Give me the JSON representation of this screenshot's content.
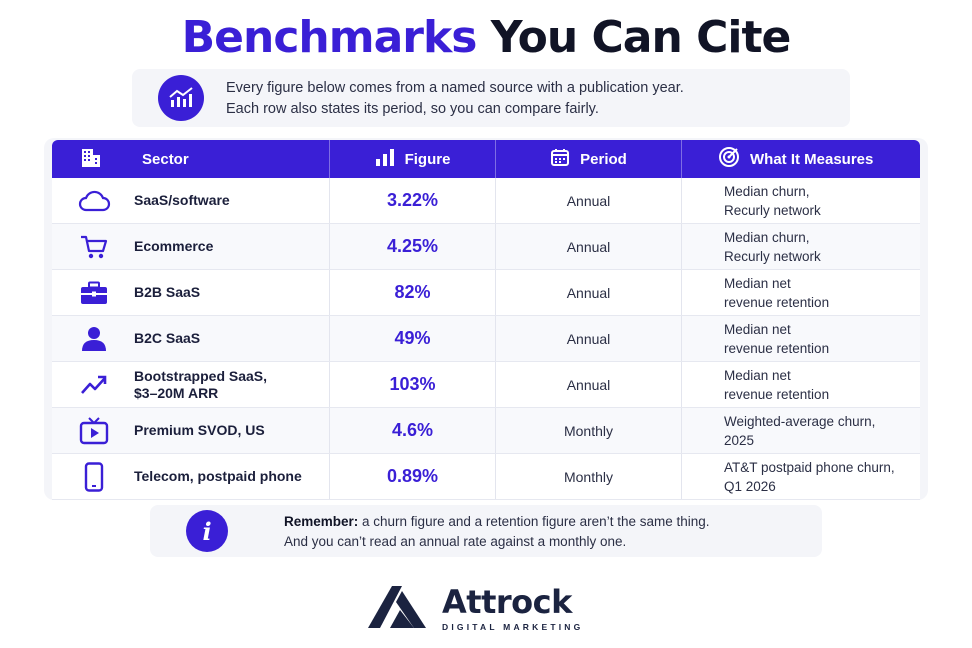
{
  "title": {
    "accent": "Benchmarks",
    "rest": "You Can Cite"
  },
  "intro": {
    "icon": "growth-chart-icon",
    "line1": "Every figure below comes from a named source with a publication year.",
    "line2": "Each row also states its period, so you can compare fairly."
  },
  "table": {
    "headers": {
      "sector": "Sector",
      "figure": "Figure",
      "period": "Period",
      "measures": "What It Measures"
    },
    "rows": [
      {
        "icon": "cloud-icon",
        "sector_line1": "SaaS/software",
        "sector_line2": "",
        "figure": "3.22%",
        "period": "Annual",
        "measure_line1": "Median churn,",
        "measure_line2": "Recurly network"
      },
      {
        "icon": "cart-icon",
        "sector_line1": "Ecommerce",
        "sector_line2": "",
        "figure": "4.25%",
        "period": "Annual",
        "measure_line1": "Median churn,",
        "measure_line2": "Recurly network"
      },
      {
        "icon": "briefcase-icon",
        "sector_line1": "B2B SaaS",
        "sector_line2": "",
        "figure": "82%",
        "period": "Annual",
        "measure_line1": "Median net",
        "measure_line2": "revenue retention"
      },
      {
        "icon": "person-icon",
        "sector_line1": "B2C SaaS",
        "sector_line2": "",
        "figure": "49%",
        "period": "Annual",
        "measure_line1": "Median net",
        "measure_line2": "revenue retention"
      },
      {
        "icon": "trend-up-icon",
        "sector_line1": "Bootstrapped SaaS,",
        "sector_line2": "$3–20M ARR",
        "figure": "103%",
        "period": "Annual",
        "measure_line1": "Median net",
        "measure_line2": "revenue retention"
      },
      {
        "icon": "tv-play-icon",
        "sector_line1": "Premium SVOD, US",
        "sector_line2": "",
        "figure": "4.6%",
        "period": "Monthly",
        "measure_line1": "Weighted-average churn,",
        "measure_line2": "2025"
      },
      {
        "icon": "phone-icon",
        "sector_line1": "Telecom, postpaid phone",
        "sector_line2": "",
        "figure": "0.89%",
        "period": "Monthly",
        "measure_line1": "AT&T postpaid phone churn,",
        "measure_line2": "Q1 2026"
      }
    ]
  },
  "note": {
    "icon": "info-icon",
    "icon_glyph": "i",
    "bold": "Remember:",
    "line1_rest": " a churn figure and a retention figure aren’t the same thing.",
    "line2": "And you can’t read an annual rate against a monthly one."
  },
  "logo": {
    "name": "Attrock",
    "tagline": "DIGITAL MARKETING"
  },
  "colors": {
    "accent": "#3a1fd6",
    "dark": "#111426",
    "panel": "#f4f5f9"
  }
}
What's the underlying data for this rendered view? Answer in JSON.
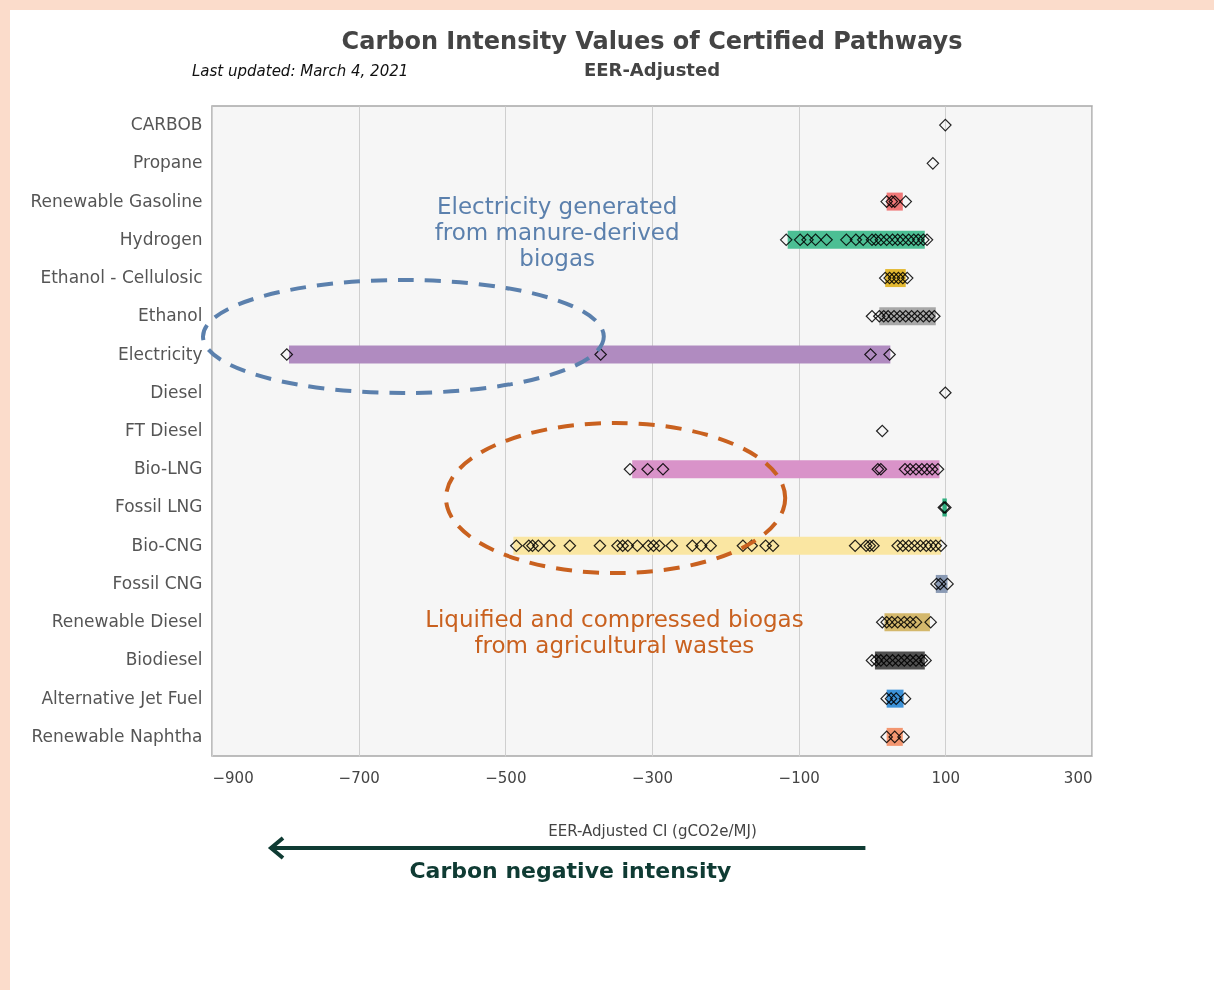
{
  "chart_data": {
    "type": "bar",
    "orientation": "horizontal",
    "title": "Carbon Intensity Values of Certified Pathways",
    "subtitle": "EER-Adjusted",
    "xlabel": "EER-Adjusted CI (gCO2e/MJ)",
    "categories": [
      "CARBOB",
      "Propane",
      "Renewable Gasoline",
      "Hydrogen",
      "Ethanol - Cellulosic",
      "Ethanol",
      "Electricity",
      "Diesel",
      "FT Diesel",
      "Bio-LNG",
      "Fossil LNG",
      "Bio-CNG",
      "Fossil CNG",
      "Renewable Diesel",
      "Biodiesel",
      "Alternative Jet Fuel",
      "Renewable Naphtha"
    ],
    "xlim": [
      -900,
      300
    ],
    "xticks": [
      -900,
      -700,
      -500,
      -300,
      -100,
      100,
      300
    ],
    "grid": "x",
    "series": [
      {
        "base": [
          null,
          null,
          20,
          -115,
          18,
          10,
          -795,
          null,
          null,
          -327,
          96,
          -489,
          87,
          17,
          4,
          20,
          20
        ],
        "values": [
          null,
          null,
          22,
          187,
          28,
          77,
          820,
          null,
          null,
          419,
          6,
          583,
          16,
          62,
          68,
          23,
          22
        ],
        "colors": [
          null,
          null,
          "#f07878",
          "#4cbf94",
          "#e3b830",
          "#a8a8a8",
          "#b08bc0",
          null,
          null,
          "#d993c9",
          "#2fae7e",
          "#fae6a2",
          "#8a9ab4",
          "#d4b86c",
          "#505050",
          "#3d92d8",
          "#f39670"
        ]
      },
      {
        "type": "scatter",
        "marker": "diamond",
        "color": "#000000",
        "x": [
          "CARBOB",
          "Propane",
          "Renewable Gasoline",
          "Renewable Gasoline",
          "Renewable Gasoline",
          "Renewable Gasoline",
          "Hydrogen",
          "Hydrogen",
          "Hydrogen",
          "Hydrogen",
          "Hydrogen",
          "Hydrogen",
          "Hydrogen",
          "Hydrogen",
          "Hydrogen",
          "Hydrogen",
          "Hydrogen",
          "Hydrogen",
          "Hydrogen",
          "Hydrogen",
          "Hydrogen",
          "Hydrogen",
          "Hydrogen",
          "Hydrogen",
          "Hydrogen",
          "Hydrogen",
          "Ethanol - Cellulosic",
          "Ethanol - Cellulosic",
          "Ethanol - Cellulosic",
          "Ethanol - Cellulosic",
          "Ethanol - Cellulosic",
          "Ethanol - Cellulosic",
          "Ethanol",
          "Ethanol",
          "Ethanol",
          "Ethanol",
          "Ethanol",
          "Ethanol",
          "Ethanol",
          "Ethanol",
          "Ethanol",
          "Ethanol",
          "Ethanol",
          "Ethanol",
          "Electricity",
          "Electricity",
          "Electricity",
          "Electricity",
          "Diesel",
          "FT Diesel",
          "Bio-LNG",
          "Bio-LNG",
          "Bio-LNG",
          "Bio-LNG",
          "Bio-LNG",
          "Bio-LNG",
          "Bio-LNG",
          "Bio-LNG",
          "Bio-LNG",
          "Bio-LNG",
          "Bio-LNG",
          "Bio-LNG",
          "Fossil LNG",
          "Fossil LNG",
          "Bio-CNG",
          "Bio-CNG",
          "Bio-CNG",
          "Bio-CNG",
          "Bio-CNG",
          "Bio-CNG",
          "Bio-CNG",
          "Bio-CNG",
          "Bio-CNG",
          "Bio-CNG",
          "Bio-CNG",
          "Bio-CNG",
          "Bio-CNG",
          "Bio-CNG",
          "Bio-CNG",
          "Bio-CNG",
          "Bio-CNG",
          "Bio-CNG",
          "Bio-CNG",
          "Bio-CNG",
          "Bio-CNG",
          "Bio-CNG",
          "Bio-CNG",
          "Bio-CNG",
          "Bio-CNG",
          "Bio-CNG",
          "Bio-CNG",
          "Bio-CNG",
          "Bio-CNG",
          "Bio-CNG",
          "Bio-CNG",
          "Bio-CNG",
          "Bio-CNG",
          "Bio-CNG",
          "Bio-CNG",
          "Fossil CNG",
          "Fossil CNG",
          "Fossil CNG",
          "Renewable Diesel",
          "Renewable Diesel",
          "Renewable Diesel",
          "Renewable Diesel",
          "Renewable Diesel",
          "Renewable Diesel",
          "Renewable Diesel",
          "Renewable Diesel",
          "Biodiesel",
          "Biodiesel",
          "Biodiesel",
          "Biodiesel",
          "Biodiesel",
          "Biodiesel",
          "Biodiesel",
          "Biodiesel",
          "Biodiesel",
          "Biodiesel",
          "Biodiesel",
          "Alternative Jet Fuel",
          "Alternative Jet Fuel",
          "Alternative Jet Fuel",
          "Alternative Jet Fuel",
          "Renewable Naphtha",
          "Renewable Naphtha",
          "Renewable Naphtha"
        ],
        "values": [
          100,
          83,
          20,
          27,
          31,
          46,
          -117,
          -98,
          -88,
          -77,
          -62,
          -35,
          -22,
          -12,
          0,
          5,
          12,
          20,
          28,
          35,
          42,
          50,
          57,
          63,
          70,
          75,
          18,
          24,
          30,
          36,
          42,
          48,
          0,
          10,
          16,
          22,
          30,
          38,
          46,
          54,
          62,
          70,
          78,
          85,
          -798,
          -370,
          -2,
          24,
          100,
          14,
          -330,
          -306,
          -285,
          8,
          12,
          45,
          52,
          60,
          68,
          75,
          82,
          90,
          98,
          100,
          -485,
          -468,
          -463,
          -455,
          -440,
          -412,
          -371,
          -347,
          -340,
          -333,
          -320,
          -305,
          -298,
          -290,
          -273,
          -245,
          -233,
          -220,
          -176,
          -164,
          -145,
          -135,
          -23,
          -8,
          -3,
          2,
          35,
          42,
          50,
          58,
          66,
          74,
          80,
          87,
          94,
          88,
          93,
          103,
          14,
          20,
          27,
          35,
          44,
          52,
          60,
          80,
          0,
          6,
          12,
          20,
          28,
          36,
          44,
          52,
          60,
          68,
          73,
          20,
          26,
          33,
          45,
          20,
          31,
          43
        ]
      }
    ],
    "annotations": [
      "Last updated: March 4, 2021",
      "Electricity generated from manure-derived biogas",
      "Liquified and compressed biogas from agricultural wastes",
      "Carbon negative intensity"
    ]
  }
}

● Work to complete
Set out every line from the material that contains the string "churn".

● Exercise solution
        "measure_line1": "Median churn,",
        "measure_line1": "Median churn,",
        "measure_line1": "Weighted-average churn,",
        "measure_line1": "AT&T postpaid phone churn,",
    "line1_rest": " a churn figure and a retention figure aren’t the same thing.",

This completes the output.